_THE PROBLEM:_ Return the full listing exactly as it is written.

-- start RECORDS FOR THE EXERCISE --

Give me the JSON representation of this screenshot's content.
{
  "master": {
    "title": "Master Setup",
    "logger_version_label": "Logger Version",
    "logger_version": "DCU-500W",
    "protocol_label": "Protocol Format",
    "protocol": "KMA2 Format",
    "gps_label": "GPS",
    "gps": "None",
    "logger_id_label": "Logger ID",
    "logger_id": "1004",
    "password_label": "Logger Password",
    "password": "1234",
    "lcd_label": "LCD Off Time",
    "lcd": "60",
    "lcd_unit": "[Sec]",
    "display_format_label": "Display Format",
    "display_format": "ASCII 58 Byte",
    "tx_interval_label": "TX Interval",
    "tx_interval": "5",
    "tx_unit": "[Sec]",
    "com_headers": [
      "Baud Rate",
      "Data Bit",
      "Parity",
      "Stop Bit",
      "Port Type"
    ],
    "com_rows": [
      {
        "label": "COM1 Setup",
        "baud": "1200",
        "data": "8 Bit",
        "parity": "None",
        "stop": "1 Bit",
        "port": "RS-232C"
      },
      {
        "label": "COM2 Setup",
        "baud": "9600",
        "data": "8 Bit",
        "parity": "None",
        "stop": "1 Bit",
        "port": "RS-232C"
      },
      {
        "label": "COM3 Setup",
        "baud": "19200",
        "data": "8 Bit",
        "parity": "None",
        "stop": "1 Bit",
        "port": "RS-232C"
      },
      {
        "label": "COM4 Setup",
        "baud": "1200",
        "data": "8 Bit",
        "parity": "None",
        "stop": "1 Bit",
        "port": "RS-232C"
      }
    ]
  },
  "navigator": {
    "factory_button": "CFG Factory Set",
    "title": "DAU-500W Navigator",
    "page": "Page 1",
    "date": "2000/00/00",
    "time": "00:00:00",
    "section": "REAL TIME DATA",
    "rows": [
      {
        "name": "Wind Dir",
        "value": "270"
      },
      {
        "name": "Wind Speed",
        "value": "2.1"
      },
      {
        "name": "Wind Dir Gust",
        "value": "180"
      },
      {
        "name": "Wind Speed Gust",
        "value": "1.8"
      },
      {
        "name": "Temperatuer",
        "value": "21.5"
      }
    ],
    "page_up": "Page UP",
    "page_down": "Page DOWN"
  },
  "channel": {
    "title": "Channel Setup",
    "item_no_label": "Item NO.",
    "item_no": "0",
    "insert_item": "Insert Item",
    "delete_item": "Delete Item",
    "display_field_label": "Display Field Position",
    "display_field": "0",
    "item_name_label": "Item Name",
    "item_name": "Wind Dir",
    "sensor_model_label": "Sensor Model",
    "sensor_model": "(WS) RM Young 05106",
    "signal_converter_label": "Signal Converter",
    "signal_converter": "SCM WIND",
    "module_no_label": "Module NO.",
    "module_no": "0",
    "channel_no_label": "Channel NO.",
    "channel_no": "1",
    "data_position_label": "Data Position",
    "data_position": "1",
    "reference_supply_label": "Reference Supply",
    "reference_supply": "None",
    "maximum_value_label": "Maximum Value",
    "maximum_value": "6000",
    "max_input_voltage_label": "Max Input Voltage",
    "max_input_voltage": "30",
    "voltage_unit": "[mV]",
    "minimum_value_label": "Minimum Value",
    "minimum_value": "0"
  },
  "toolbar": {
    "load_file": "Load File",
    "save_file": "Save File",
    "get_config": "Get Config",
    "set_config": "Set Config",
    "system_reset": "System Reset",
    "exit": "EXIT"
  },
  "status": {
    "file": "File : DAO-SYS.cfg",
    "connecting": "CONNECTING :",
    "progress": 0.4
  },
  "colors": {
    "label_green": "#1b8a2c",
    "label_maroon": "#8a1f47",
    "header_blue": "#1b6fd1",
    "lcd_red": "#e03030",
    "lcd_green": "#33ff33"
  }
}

-- end RECORDS FOR THE EXERCISE --

_WRITTEN SOLUTION:_
Give me the JSON representation of this screenshot's content.
{
  "master": {
    "title": "Master Setup",
    "logger_version_label": "Logger Version",
    "logger_version": "DCU-500W",
    "protocol_label": "Protocol Format",
    "protocol": "KMA2 Format",
    "gps_label": "GPS",
    "gps": "None",
    "logger_id_label": "Logger ID",
    "logger_id": "1004",
    "password_label": "Logger Password",
    "password": "1234",
    "lcd_label": "LCD Off Time",
    "lcd": "60",
    "lcd_unit": "[Sec]",
    "display_format_label": "Display Format",
    "display_format": "ASCII 58 Byte",
    "tx_interval_label": "TX Interval",
    "tx_interval": "5",
    "tx_unit": "[Sec]",
    "com_headers": [
      "Baud Rate",
      "Data Bit",
      "Parity",
      "Stop Bit",
      "Port Type"
    ],
    "com_rows": [
      {
        "label": "COM1 Setup",
        "baud": "1200",
        "data": "8 Bit",
        "parity": "None",
        "stop": "1 Bit",
        "port": "RS-232C"
      },
      {
        "label": "COM2 Setup",
        "baud": "9600",
        "data": "8 Bit",
        "parity": "None",
        "stop": "1 Bit",
        "port": "RS-232C"
      },
      {
        "label": "COM3 Setup",
        "baud": "19200",
        "data": "8 Bit",
        "parity": "None",
        "stop": "1 Bit",
        "port": "RS-232C"
      },
      {
        "label": "COM4 Setup",
        "baud": "1200",
        "data": "8 Bit",
        "parity": "None",
        "stop": "1 Bit",
        "port": "RS-232C"
      }
    ]
  },
  "navigator": {
    "factory_button": "CFG Factory Set",
    "title": "DAU-500W Navigator",
    "page": "Page 1",
    "date": "2000/00/00",
    "time": "00:00:00",
    "section": "REAL TIME DATA",
    "rows": [
      {
        "name": "Wind Dir",
        "value": "270"
      },
      {
        "name": "Wind Speed",
        "value": "2.1"
      },
      {
        "name": "Wind Dir Gust",
        "value": "180"
      },
      {
        "name": "Wind Speed Gust",
        "value": "1.8"
      },
      {
        "name": "Temperatuer",
        "value": "21.5"
      }
    ],
    "page_up": "Page UP",
    "page_down": "Page DOWN"
  },
  "channel": {
    "title": "Channel Setup",
    "item_no_label": "Item NO.",
    "item_no": "0",
    "insert_item": "Insert Item",
    "delete_item": "Delete Item",
    "display_field_label": "Display Field Position",
    "display_field": "0",
    "item_name_label": "Item Name",
    "item_name": "Wind Dir",
    "sensor_model_label": "Sensor Model",
    "sensor_model": "(WS) RM Young 05106",
    "signal_converter_label": "Signal Converter",
    "signal_converter": "SCM WIND",
    "module_no_label": "Module NO.",
    "module_no": "0",
    "channel_no_label": "Channel NO.",
    "channel_no": "1",
    "data_position_label": "Data Position",
    "data_position": "1",
    "reference_supply_label": "Reference Supply",
    "reference_supply": "None",
    "maximum_value_label": "Maximum Value",
    "maximum_value": "6000",
    "max_input_voltage_label": "Max Input Voltage",
    "max_input_voltage": "30",
    "voltage_unit": "[mV]",
    "minimum_value_label": "Minimum Value",
    "minimum_value": "0"
  },
  "toolbar": {
    "load_file": "Load File",
    "save_file": "Save File",
    "get_config": "Get Config",
    "set_config": "Set Config",
    "system_reset": "System Reset",
    "exit": "EXIT"
  },
  "status": {
    "file": "File : DAO-SYS.cfg",
    "connecting": "CONNECTING :",
    "progress": 0.4
  },
  "colors": {
    "label_green": "#1b8a2c",
    "label_maroon": "#8a1f47",
    "header_blue": "#1b6fd1",
    "lcd_red": "#e03030",
    "lcd_green": "#33ff33"
  }
}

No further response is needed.